• _Records for this exercise_:

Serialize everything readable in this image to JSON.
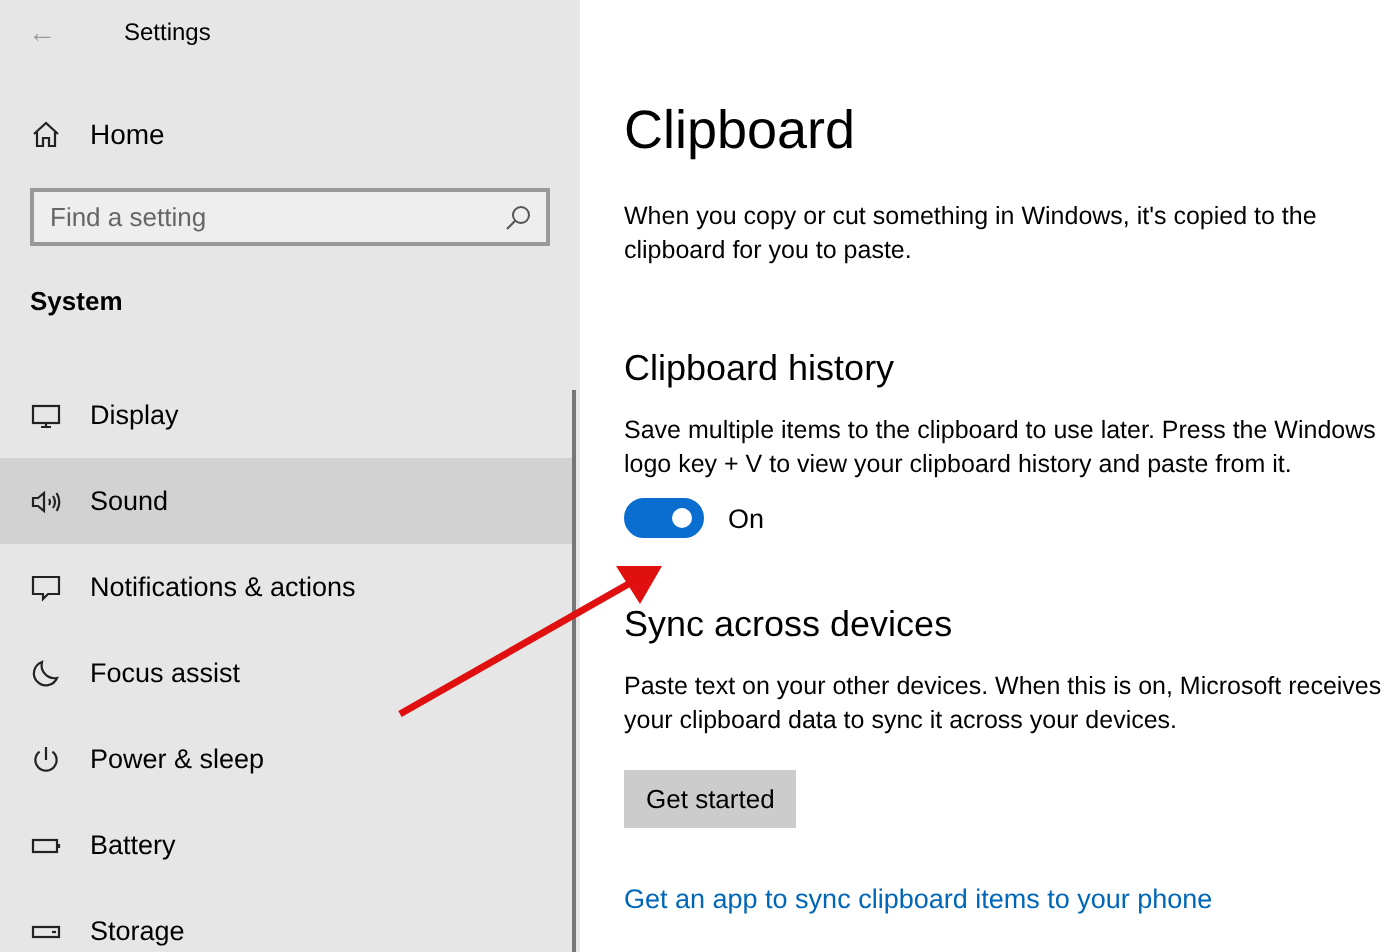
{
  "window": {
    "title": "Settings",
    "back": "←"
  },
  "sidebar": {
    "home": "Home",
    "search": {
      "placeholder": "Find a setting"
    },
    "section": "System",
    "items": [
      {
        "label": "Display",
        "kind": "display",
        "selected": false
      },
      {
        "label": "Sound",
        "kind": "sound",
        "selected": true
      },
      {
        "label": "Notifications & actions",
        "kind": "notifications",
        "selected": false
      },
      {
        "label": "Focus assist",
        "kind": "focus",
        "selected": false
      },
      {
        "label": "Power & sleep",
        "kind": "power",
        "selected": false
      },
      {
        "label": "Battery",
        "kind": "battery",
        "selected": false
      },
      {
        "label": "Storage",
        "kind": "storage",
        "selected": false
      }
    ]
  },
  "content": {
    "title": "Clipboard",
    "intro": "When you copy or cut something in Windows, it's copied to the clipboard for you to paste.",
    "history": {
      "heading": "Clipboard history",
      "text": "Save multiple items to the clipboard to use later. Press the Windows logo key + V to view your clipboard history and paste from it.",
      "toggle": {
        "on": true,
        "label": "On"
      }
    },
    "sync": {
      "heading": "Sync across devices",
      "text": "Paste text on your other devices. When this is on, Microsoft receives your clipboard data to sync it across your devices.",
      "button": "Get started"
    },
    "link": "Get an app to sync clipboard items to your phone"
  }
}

• _What to work on_:
Your task is to retype all the entries exactly and leave out any pictures.

• _Full solution_:
Serialize everything readable in this image to JSON.
{
  "window": {
    "title": "Settings",
    "back": "←"
  },
  "sidebar": {
    "home": "Home",
    "search": {
      "placeholder": "Find a setting"
    },
    "section": "System",
    "items": [
      {
        "label": "Display",
        "kind": "display",
        "selected": false
      },
      {
        "label": "Sound",
        "kind": "sound",
        "selected": true
      },
      {
        "label": "Notifications & actions",
        "kind": "notifications",
        "selected": false
      },
      {
        "label": "Focus assist",
        "kind": "focus",
        "selected": false
      },
      {
        "label": "Power & sleep",
        "kind": "power",
        "selected": false
      },
      {
        "label": "Battery",
        "kind": "battery",
        "selected": false
      },
      {
        "label": "Storage",
        "kind": "storage",
        "selected": false
      }
    ]
  },
  "content": {
    "title": "Clipboard",
    "intro": "When you copy or cut something in Windows, it's copied to the clipboard for you to paste.",
    "history": {
      "heading": "Clipboard history",
      "text": "Save multiple items to the clipboard to use later. Press the Windows logo key + V to view your clipboard history and paste from it.",
      "toggle": {
        "on": true,
        "label": "On"
      }
    },
    "sync": {
      "heading": "Sync across devices",
      "text": "Paste text on your other devices. When this is on, Microsoft receives your clipboard data to sync it across your devices.",
      "button": "Get started"
    },
    "link": "Get an app to sync clipboard items to your phone"
  }
}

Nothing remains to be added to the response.